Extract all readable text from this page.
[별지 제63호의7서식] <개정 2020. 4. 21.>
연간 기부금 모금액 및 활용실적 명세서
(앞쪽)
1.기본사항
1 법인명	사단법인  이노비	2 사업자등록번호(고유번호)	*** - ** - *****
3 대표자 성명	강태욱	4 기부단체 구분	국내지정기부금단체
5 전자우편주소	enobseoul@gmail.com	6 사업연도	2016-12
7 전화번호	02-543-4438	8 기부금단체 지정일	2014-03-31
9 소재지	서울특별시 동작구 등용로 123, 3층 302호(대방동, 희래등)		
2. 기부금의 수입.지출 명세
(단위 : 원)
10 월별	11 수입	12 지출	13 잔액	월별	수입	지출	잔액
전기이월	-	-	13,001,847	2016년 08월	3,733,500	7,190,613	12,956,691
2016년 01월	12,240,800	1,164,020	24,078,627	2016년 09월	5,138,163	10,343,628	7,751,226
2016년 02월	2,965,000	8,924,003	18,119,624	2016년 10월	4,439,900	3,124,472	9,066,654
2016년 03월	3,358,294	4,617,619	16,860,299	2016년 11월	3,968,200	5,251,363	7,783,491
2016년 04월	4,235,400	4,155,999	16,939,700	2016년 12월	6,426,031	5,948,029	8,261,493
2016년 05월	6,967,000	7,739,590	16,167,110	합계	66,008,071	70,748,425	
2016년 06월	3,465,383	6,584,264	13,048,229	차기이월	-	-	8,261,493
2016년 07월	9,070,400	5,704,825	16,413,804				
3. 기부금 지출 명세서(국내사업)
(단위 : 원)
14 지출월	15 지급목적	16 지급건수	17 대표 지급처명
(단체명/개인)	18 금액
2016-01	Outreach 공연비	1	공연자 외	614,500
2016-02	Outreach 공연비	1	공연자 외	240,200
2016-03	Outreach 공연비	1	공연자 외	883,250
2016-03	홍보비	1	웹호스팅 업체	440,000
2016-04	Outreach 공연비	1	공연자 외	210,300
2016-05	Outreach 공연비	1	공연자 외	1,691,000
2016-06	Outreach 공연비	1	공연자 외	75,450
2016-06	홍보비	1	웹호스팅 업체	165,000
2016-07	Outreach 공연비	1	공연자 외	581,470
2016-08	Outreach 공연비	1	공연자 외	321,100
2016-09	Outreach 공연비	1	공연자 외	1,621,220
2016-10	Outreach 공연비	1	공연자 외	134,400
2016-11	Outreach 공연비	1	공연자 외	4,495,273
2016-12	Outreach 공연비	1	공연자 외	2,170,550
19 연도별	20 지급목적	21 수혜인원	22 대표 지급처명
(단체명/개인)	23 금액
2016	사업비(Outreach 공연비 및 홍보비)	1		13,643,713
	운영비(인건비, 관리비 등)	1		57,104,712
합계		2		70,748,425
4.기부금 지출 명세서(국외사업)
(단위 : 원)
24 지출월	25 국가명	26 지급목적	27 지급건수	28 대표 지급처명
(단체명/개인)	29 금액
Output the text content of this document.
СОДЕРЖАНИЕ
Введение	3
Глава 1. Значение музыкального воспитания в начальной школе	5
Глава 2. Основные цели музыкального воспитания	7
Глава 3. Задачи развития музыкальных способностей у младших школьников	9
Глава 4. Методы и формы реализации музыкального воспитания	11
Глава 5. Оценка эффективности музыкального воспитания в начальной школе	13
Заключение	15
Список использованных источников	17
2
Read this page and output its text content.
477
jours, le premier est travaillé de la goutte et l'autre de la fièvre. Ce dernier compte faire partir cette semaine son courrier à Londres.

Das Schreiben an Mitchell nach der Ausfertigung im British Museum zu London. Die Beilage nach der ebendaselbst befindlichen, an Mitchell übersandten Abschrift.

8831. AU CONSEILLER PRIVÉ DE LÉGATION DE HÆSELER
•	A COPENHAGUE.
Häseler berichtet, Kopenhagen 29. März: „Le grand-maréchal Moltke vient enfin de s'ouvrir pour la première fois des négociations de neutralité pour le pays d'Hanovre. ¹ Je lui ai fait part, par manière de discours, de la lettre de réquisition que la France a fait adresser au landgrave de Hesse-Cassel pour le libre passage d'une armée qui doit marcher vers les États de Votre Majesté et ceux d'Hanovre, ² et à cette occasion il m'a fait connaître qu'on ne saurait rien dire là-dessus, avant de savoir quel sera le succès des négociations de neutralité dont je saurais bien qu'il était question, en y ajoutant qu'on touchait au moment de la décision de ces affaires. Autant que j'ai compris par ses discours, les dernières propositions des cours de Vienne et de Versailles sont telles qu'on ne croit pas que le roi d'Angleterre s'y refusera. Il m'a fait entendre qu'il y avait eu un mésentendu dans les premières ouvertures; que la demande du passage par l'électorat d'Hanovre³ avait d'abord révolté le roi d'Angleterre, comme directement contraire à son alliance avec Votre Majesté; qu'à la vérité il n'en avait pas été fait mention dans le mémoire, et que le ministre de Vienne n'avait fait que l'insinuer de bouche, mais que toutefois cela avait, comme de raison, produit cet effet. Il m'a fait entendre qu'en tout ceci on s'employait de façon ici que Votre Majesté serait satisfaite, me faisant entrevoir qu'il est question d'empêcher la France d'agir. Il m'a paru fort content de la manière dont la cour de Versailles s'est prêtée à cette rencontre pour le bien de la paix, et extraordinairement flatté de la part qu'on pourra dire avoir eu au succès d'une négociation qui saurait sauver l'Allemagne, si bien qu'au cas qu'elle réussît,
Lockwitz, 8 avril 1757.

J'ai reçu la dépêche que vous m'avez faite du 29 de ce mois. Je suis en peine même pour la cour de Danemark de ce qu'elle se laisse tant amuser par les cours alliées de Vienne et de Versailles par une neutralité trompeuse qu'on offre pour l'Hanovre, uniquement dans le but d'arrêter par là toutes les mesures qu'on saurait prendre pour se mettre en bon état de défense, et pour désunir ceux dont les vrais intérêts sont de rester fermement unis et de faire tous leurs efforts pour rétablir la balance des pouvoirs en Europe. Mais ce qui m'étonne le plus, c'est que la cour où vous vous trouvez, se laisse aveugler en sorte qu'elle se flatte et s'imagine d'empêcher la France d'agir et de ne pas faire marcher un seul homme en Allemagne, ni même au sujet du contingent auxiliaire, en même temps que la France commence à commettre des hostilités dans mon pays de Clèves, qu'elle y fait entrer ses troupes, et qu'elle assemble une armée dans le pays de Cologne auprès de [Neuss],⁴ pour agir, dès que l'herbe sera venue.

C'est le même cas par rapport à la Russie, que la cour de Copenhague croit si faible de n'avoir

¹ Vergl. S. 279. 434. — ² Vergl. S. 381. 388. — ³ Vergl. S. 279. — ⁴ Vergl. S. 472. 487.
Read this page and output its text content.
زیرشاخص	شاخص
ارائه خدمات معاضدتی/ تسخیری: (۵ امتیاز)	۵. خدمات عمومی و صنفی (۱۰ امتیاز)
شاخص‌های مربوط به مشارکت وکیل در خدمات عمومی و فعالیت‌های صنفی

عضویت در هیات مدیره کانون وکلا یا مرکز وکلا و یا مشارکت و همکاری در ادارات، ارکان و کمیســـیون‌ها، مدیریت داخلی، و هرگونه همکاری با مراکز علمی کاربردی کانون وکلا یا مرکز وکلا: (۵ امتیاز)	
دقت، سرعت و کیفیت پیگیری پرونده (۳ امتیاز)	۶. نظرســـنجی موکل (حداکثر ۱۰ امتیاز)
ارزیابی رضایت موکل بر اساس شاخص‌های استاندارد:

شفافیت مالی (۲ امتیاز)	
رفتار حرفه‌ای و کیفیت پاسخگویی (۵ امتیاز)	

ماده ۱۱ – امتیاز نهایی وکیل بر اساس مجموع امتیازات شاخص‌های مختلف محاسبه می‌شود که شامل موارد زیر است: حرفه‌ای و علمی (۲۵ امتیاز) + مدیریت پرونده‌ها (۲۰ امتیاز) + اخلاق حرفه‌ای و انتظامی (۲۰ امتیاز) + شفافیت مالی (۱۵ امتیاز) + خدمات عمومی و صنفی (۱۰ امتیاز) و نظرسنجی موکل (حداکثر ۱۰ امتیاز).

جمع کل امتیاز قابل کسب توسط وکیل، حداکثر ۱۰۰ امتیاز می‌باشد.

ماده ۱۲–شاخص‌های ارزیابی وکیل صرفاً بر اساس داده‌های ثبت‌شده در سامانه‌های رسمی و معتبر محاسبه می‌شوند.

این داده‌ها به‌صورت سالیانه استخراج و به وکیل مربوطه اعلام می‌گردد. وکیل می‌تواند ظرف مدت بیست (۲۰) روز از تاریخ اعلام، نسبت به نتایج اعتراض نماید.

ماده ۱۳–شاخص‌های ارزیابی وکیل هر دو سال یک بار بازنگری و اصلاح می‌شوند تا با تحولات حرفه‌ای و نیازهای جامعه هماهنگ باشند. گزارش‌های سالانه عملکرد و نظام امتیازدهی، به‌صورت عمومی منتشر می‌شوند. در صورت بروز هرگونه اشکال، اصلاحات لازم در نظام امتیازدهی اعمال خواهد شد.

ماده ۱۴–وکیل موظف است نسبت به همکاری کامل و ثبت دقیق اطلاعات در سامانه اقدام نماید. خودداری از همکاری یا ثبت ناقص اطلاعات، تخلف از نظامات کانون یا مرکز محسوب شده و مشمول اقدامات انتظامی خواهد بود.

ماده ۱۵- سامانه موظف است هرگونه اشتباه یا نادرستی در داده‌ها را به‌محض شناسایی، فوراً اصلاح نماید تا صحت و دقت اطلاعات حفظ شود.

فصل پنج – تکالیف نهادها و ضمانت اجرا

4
───
* REQUIRED WORK
Copy out all lines above that include the string "this".

* REPLY
Extract all readable text from this page.
Output the text content of this document.
Read this page and output its text content.
Read this page and output its text content.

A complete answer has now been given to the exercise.